--- Start DATA EXCERPTS ---

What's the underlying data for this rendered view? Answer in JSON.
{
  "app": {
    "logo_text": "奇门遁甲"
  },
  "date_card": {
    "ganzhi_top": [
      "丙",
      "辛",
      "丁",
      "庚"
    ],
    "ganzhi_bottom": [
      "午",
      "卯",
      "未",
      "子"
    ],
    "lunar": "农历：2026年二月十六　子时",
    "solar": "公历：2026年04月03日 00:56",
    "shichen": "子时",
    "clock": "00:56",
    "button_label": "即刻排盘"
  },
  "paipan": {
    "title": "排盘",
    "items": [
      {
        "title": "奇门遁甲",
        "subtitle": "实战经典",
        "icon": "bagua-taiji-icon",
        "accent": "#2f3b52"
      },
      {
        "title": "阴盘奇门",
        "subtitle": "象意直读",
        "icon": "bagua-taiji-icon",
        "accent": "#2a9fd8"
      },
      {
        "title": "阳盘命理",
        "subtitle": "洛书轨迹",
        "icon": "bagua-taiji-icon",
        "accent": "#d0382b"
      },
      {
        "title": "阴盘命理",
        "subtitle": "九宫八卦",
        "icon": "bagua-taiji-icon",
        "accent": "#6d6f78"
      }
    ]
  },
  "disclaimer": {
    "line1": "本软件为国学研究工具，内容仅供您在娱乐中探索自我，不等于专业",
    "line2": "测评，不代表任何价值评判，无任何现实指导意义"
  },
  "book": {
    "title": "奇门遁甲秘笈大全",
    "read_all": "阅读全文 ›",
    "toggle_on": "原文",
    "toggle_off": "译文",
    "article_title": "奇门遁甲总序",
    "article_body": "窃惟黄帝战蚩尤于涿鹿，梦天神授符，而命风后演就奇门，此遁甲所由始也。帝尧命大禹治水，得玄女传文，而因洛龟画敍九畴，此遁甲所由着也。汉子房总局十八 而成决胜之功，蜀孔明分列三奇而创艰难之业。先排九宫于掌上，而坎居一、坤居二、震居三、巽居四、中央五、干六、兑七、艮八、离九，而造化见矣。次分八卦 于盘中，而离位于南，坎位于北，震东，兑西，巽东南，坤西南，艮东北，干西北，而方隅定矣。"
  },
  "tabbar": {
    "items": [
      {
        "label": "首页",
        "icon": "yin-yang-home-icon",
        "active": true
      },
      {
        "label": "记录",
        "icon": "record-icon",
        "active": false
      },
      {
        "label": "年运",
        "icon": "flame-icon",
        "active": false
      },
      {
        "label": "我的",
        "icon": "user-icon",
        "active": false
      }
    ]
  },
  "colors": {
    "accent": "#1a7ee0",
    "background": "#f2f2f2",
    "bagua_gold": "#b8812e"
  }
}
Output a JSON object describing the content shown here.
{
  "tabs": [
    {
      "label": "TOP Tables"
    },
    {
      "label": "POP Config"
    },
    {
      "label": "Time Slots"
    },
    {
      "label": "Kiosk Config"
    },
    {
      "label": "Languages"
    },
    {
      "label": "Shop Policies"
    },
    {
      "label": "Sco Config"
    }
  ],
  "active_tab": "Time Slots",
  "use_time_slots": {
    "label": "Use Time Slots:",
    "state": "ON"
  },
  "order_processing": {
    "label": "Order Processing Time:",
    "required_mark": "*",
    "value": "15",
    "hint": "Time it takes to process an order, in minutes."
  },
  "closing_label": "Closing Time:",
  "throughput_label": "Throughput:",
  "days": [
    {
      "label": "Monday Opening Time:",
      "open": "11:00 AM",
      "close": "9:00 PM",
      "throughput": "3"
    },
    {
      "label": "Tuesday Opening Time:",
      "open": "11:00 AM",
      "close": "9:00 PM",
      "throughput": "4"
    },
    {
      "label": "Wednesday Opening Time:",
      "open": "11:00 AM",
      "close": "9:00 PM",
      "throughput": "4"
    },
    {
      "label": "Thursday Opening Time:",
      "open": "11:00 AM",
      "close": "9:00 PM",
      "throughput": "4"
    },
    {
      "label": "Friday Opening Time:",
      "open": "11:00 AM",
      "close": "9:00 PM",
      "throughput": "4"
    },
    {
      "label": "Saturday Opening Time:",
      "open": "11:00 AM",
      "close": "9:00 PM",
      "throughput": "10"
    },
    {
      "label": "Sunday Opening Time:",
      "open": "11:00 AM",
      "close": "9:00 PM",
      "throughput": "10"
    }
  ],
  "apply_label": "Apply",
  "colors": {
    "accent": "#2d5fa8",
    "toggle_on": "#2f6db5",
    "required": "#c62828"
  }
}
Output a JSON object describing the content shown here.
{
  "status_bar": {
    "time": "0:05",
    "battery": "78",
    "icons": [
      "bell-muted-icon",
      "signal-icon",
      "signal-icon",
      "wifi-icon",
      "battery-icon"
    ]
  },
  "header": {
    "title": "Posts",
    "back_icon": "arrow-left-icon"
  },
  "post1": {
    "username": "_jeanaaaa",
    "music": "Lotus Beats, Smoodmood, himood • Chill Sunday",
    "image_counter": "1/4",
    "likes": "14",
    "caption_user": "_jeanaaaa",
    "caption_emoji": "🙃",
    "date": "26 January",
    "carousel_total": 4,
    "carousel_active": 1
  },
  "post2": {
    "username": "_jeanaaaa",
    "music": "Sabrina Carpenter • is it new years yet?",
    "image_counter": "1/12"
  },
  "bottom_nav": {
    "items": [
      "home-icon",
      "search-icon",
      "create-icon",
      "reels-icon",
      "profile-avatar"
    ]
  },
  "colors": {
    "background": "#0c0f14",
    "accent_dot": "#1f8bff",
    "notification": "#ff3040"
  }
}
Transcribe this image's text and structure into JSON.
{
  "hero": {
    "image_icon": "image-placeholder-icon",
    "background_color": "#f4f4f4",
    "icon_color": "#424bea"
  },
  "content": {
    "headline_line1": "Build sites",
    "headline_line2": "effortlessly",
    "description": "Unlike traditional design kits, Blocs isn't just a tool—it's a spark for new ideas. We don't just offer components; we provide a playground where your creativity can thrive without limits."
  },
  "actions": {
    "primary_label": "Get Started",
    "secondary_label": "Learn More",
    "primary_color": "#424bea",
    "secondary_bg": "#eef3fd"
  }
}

--- End DATA EXCERPTS ---

WORK TO COMPLETE:
Give back each line above precisely as it stands.

FULL RESPONSE:
What's the underlying data for this rendered view? Answer in JSON.
{
  "app": {
    "logo_text": "奇门遁甲"
  },
  "date_card": {
    "ganzhi_top": [
      "丙",
      "辛",
      "丁",
      "庚"
    ],
    "ganzhi_bottom": [
      "午",
      "卯",
      "未",
      "子"
    ],
    "lunar": "农历：2026年二月十六　子时",
    "solar": "公历：2026年04月03日 00:56",
    "shichen": "子时",
    "clock": "00:56",
    "button_label": "即刻排盘"
  },
  "paipan": {
    "title": "排盘",
    "items": [
      {
        "title": "奇门遁甲",
        "subtitle": "实战经典",
        "icon": "bagua-taiji-icon",
        "accent": "#2f3b52"
      },
      {
        "title": "阴盘奇门",
        "subtitle": "象意直读",
        "icon": "bagua-taiji-icon",
        "accent": "#2a9fd8"
      },
      {
        "title": "阳盘命理",
        "subtitle": "洛书轨迹",
        "icon": "bagua-taiji-icon",
        "accent": "#d0382b"
      },
      {
        "title": "阴盘命理",
        "subtitle": "九宫八卦",
        "icon": "bagua-taiji-icon",
        "accent": "#6d6f78"
      }
    ]
  },
  "disclaimer": {
    "line1": "本软件为国学研究工具，内容仅供您在娱乐中探索自我，不等于专业",
    "line2": "测评，不代表任何价值评判，无任何现实指导意义"
  },
  "book": {
    "title": "奇门遁甲秘笈大全",
    "read_all": "阅读全文 ›",
    "toggle_on": "原文",
    "toggle_off": "译文",
    "article_title": "奇门遁甲总序",
    "article_body": "窃惟黄帝战蚩尤于涿鹿，梦天神授符，而命风后演就奇门，此遁甲所由始也。帝尧命大禹治水，得玄女传文，而因洛龟画敍九畴，此遁甲所由着也。汉子房总局十八 而成决胜之功，蜀孔明分列三奇而创艰难之业。先排九宫于掌上，而坎居一、坤居二、震居三、巽居四、中央五、干六、兑七、艮八、离九，而造化见矣。次分八卦 于盘中，而离位于南，坎位于北，震东，兑西，巽东南，坤西南，艮东北，干西北，而方隅定矣。"
  },
  "tabbar": {
    "items": [
      {
        "label": "首页",
        "icon": "yin-yang-home-icon",
        "active": true
      },
      {
        "label": "记录",
        "icon": "record-icon",
        "active": false
      },
      {
        "label": "年运",
        "icon": "flame-icon",
        "active": false
      },
      {
        "label": "我的",
        "icon": "user-icon",
        "active": false
      }
    ]
  },
  "colors": {
    "accent": "#1a7ee0",
    "background": "#f2f2f2",
    "bagua_gold": "#b8812e"
  }
}
Output a JSON object describing the content shown here.
{
  "tabs": [
    {
      "label": "TOP Tables"
    },
    {
      "label": "POP Config"
    },
    {
      "label": "Time Slots"
    },
    {
      "label": "Kiosk Config"
    },
    {
      "label": "Languages"
    },
    {
      "label": "Shop Policies"
    },
    {
      "label": "Sco Config"
    }
  ],
  "active_tab": "Time Slots",
  "use_time_slots": {
    "label": "Use Time Slots:",
    "state": "ON"
  },
  "order_processing": {
    "label": "Order Processing Time:",
    "required_mark": "*",
    "value": "15",
    "hint": "Time it takes to process an order, in minutes."
  },
  "closing_label": "Closing Time:",
  "throughput_label": "Throughput:",
  "days": [
    {
      "label": "Monday Opening Time:",
      "open": "11:00 AM",
      "close": "9:00 PM",
      "throughput": "3"
    },
    {
      "label": "Tuesday Opening Time:",
      "open": "11:00 AM",
      "close": "9:00 PM",
      "throughput": "4"
    },
    {
      "label": "Wednesday Opening Time:",
      "open": "11:00 AM",
      "close": "9:00 PM",
      "throughput": "4"
    },
    {
      "label": "Thursday Opening Time:",
      "open": "11:00 AM",
      "close": "9:00 PM",
      "throughput": "4"
    },
    {
      "label": "Friday Opening Time:",
      "open": "11:00 AM",
      "close": "9:00 PM",
      "throughput": "4"
    },
    {
      "label": "Saturday Opening Time:",
      "open": "11:00 AM",
      "close": "9:00 PM",
      "throughput": "10"
    },
    {
      "label": "Sunday Opening Time:",
      "open": "11:00 AM",
      "close": "9:00 PM",
      "throughput": "10"
    }
  ],
  "apply_label": "Apply",
  "colors": {
    "accent": "#2d5fa8",
    "toggle_on": "#2f6db5",
    "required": "#c62828"
  }
}
Output a JSON object describing the content shown here.
{
  "status_bar": {
    "time": "0:05",
    "battery": "78",
    "icons": [
      "bell-muted-icon",
      "signal-icon",
      "signal-icon",
      "wifi-icon",
      "battery-icon"
    ]
  },
  "header": {
    "title": "Posts",
    "back_icon": "arrow-left-icon"
  },
  "post1": {
    "username": "_jeanaaaa",
    "music": "Lotus Beats, Smoodmood, himood • Chill Sunday",
    "image_counter": "1/4",
    "likes": "14",
    "caption_user": "_jeanaaaa",
    "caption_emoji": "🙃",
    "date": "26 January",
    "carousel_total": 4,
    "carousel_active": 1
  },
  "post2": {
    "username": "_jeanaaaa",
    "music": "Sabrina Carpenter • is it new years yet?",
    "image_counter": "1/12"
  },
  "bottom_nav": {
    "items": [
      "home-icon",
      "search-icon",
      "create-icon",
      "reels-icon",
      "profile-avatar"
    ]
  },
  "colors": {
    "background": "#0c0f14",
    "accent_dot": "#1f8bff",
    "notification": "#ff3040"
  }
}
Transcribe this image's text and structure into JSON.
{
  "hero": {
    "image_icon": "image-placeholder-icon",
    "background_color": "#f4f4f4",
    "icon_color": "#424bea"
  },
  "content": {
    "headline_line1": "Build sites",
    "headline_line2": "effortlessly",
    "description": "Unlike traditional design kits, Blocs isn't just a tool—it's a spark for new ideas. We don't just offer components; we provide a playground where your creativity can thrive without limits."
  },
  "actions": {
    "primary_label": "Get Started",
    "secondary_label": "Learn More",
    "primary_color": "#424bea",
    "secondary_bg": "#eef3fd"
  }
}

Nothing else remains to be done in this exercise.